— start —

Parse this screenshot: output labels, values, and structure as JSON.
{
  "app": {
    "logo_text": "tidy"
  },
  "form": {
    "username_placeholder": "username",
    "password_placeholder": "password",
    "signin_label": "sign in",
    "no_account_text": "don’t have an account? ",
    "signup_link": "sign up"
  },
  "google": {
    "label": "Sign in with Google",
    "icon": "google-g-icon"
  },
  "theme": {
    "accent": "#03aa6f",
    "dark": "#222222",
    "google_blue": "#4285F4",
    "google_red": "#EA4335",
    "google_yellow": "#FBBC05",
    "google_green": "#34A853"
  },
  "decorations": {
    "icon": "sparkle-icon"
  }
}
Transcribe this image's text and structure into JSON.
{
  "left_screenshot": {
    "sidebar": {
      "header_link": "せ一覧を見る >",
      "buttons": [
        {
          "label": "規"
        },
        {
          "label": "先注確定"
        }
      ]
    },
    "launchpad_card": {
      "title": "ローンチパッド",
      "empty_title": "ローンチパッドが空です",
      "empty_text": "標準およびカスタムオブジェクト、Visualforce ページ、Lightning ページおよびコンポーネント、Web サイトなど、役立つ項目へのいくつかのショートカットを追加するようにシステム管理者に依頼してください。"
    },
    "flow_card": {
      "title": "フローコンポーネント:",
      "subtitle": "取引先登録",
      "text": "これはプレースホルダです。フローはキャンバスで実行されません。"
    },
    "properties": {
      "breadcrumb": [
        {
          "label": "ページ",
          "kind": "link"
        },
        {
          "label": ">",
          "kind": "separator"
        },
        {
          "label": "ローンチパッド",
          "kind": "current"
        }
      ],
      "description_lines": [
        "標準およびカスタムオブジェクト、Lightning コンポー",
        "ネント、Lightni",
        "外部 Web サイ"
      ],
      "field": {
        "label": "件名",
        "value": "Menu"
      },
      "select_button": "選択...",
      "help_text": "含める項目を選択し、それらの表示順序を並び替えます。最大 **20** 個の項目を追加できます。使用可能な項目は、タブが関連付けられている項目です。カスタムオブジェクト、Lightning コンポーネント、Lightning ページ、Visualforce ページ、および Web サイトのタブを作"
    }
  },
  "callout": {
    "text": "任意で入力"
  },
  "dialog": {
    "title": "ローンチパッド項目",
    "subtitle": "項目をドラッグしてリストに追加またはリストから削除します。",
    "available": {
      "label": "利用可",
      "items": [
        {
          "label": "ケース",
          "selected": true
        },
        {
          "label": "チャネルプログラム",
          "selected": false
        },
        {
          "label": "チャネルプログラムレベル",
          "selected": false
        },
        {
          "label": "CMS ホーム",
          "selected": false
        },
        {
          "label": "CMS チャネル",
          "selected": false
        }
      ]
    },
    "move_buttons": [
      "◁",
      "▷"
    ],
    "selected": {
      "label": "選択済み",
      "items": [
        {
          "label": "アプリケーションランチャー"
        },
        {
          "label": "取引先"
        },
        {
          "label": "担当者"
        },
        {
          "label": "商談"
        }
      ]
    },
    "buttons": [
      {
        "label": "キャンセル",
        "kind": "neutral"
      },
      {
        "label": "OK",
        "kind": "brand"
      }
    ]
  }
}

— end —

#### The task:
In the records, locate each line holding the string "subtitle" and copy it.

#### Result:
      "subtitle": "取引先登録",
    "subtitle": "項目をドラッグしてリストに追加またはリストから削除します。",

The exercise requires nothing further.